> _Passage shown_
====

Yesterday, I stated that after an intense sell day (Wednesday), an up opening is usually a sell. Usually -- not always -- that's correct. But there's something unusual about this tape; something that feels synthetic. The clue to yesterday’s trend days was the ability to hold after the first hour and the behavior after the first pullback.

Beat-up names were bought for month-end window dressing as Spyder baskets were run all day to provide a backstop and a tailwind, as the big seller(s) lifted a leg from the severe oversold condition as offered as a possibility yesterday. Was it a one-day wonder? Note the one-day wonder after the breech of support in 1987 just prior to the bottom falling out. The message is clear: Trade below Wednesday’s lows in short order could be an elevator, not an escalator.



The S&P reversed strongly from first trendline support while trendline support from the March/July lows was violated.

Trick or treat? Which is the support line that counts? Is a bigger break just ahead? If history is any guide, I think the answer is yes.

One reason may be that largely unnoticed is the fact that yesterday, Citadel reopened for redemptions by investors who were frozen out last year. Over the next month or so, many funds will reopen their gates as well. After a near-death experience in 2008 and a good year in 2009, will many investors get out? At the same time, for the first time in three months, many funds can "legally" sell stocks. Once fiscal year end on October 31 is past, I suspect they'll be taking your money and be moving to the sidelines as fast as they can. The herd mentality magnified over the last two days with the flood gates opening for many hedge-fund investors, I think the odds favor the downside given the fractals and the dynamics of "year end." But we could just as easily see a new swing high as 950 S&P.

====

> _Stored rows_
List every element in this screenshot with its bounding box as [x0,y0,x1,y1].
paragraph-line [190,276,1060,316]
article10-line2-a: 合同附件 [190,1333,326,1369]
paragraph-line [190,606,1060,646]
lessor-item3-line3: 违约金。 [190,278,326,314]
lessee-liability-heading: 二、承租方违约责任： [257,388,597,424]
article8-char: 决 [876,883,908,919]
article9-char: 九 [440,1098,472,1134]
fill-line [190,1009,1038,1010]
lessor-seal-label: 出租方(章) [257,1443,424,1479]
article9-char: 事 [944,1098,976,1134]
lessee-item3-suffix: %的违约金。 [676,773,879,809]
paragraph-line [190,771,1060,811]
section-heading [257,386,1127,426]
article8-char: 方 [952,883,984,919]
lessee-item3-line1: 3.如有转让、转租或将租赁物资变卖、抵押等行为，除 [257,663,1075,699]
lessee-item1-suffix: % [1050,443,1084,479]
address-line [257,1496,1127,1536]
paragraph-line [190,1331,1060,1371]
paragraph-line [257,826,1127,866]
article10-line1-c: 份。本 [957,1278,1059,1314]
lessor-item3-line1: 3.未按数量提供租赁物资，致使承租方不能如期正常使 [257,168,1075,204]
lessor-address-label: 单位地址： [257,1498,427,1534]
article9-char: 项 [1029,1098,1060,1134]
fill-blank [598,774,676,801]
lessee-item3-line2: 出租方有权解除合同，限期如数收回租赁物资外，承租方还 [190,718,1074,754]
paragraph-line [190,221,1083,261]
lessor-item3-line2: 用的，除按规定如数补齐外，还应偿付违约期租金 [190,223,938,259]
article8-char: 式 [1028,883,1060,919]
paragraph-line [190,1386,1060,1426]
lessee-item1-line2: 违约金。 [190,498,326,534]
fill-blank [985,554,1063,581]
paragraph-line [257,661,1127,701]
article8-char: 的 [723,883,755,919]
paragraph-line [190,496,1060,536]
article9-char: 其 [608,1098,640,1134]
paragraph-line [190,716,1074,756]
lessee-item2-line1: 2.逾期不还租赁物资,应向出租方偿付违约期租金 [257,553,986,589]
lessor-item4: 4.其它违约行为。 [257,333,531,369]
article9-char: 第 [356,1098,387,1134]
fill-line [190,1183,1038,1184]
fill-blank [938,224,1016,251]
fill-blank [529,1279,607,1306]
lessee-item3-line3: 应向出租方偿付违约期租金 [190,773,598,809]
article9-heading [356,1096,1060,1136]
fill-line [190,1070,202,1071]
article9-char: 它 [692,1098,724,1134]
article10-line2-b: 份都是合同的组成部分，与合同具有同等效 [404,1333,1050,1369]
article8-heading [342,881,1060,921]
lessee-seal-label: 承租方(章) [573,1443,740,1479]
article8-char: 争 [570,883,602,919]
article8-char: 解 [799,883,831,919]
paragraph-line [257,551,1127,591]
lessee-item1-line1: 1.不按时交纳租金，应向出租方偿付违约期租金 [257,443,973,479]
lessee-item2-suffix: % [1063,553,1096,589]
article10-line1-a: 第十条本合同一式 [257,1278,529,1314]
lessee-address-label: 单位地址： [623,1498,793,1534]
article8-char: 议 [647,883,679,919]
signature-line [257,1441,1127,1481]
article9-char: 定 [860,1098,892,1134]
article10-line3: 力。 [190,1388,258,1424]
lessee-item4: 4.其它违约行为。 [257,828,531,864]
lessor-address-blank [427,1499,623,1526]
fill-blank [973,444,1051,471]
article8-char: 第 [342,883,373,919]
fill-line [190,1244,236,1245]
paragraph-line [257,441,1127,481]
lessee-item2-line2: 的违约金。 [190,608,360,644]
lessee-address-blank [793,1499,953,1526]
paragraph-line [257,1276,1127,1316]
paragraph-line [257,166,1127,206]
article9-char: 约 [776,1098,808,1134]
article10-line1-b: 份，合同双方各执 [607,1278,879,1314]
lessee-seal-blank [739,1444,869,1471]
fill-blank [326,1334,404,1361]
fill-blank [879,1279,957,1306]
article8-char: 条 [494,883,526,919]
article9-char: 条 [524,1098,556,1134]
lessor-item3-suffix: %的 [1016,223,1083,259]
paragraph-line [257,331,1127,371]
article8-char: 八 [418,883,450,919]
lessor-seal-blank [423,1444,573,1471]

====

> _Your goal_
Retype the whole market commentary on the S&P and hedge-fund redemptions from above, word for word.

> _Complete response_
Yesterday, I stated that after an intense sell day (Wednesday), an up opening is usually a sell. Usually -- not always -- that's correct. But there's something unusual about this tape; something that feels synthetic. The clue to yesterday’s trend days was the ability to hold after the first hour and the behavior after the first pullback.

Beat-up names were bought for month-end window dressing as Spyder baskets were run all day to provide a backstop and a tailwind, as the big seller(s) lifted a leg from the severe oversold condition as offered as a possibility yesterday. Was it a one-day wonder? Note the one-day wonder after the breech of support in 1987 just prior to the bottom falling out. The message is clear: Trade below Wednesday’s lows in short order could be an elevator, not an escalator.



The S&P reversed strongly from first trendline support while trendline support from the March/July lows was violated.

Trick or treat? Which is the support line that counts? Is a bigger break just ahead? If history is any guide, I think the answer is yes.

One reason may be that largely unnoticed is the fact that yesterday, Citadel reopened for redemptions by investors who were frozen out last year. Over the next month or so, many funds will reopen their gates as well. After a near-death experience in 2008 and a good year in 2009, will many investors get out? At the same time, for the first time in three months, many funds can "legally" sell stocks. Once fiscal year end on October 31 is past, I suspect they'll be taking your money and be moving to the sidelines as fast as they can. The herd mentality magnified over the last two days with the flood gates opening for many hedge-fund investors, I think the odds favor the downside given the fractals and the dynamics of "year end." But we could just as easily see a new swing high as 950 S&P.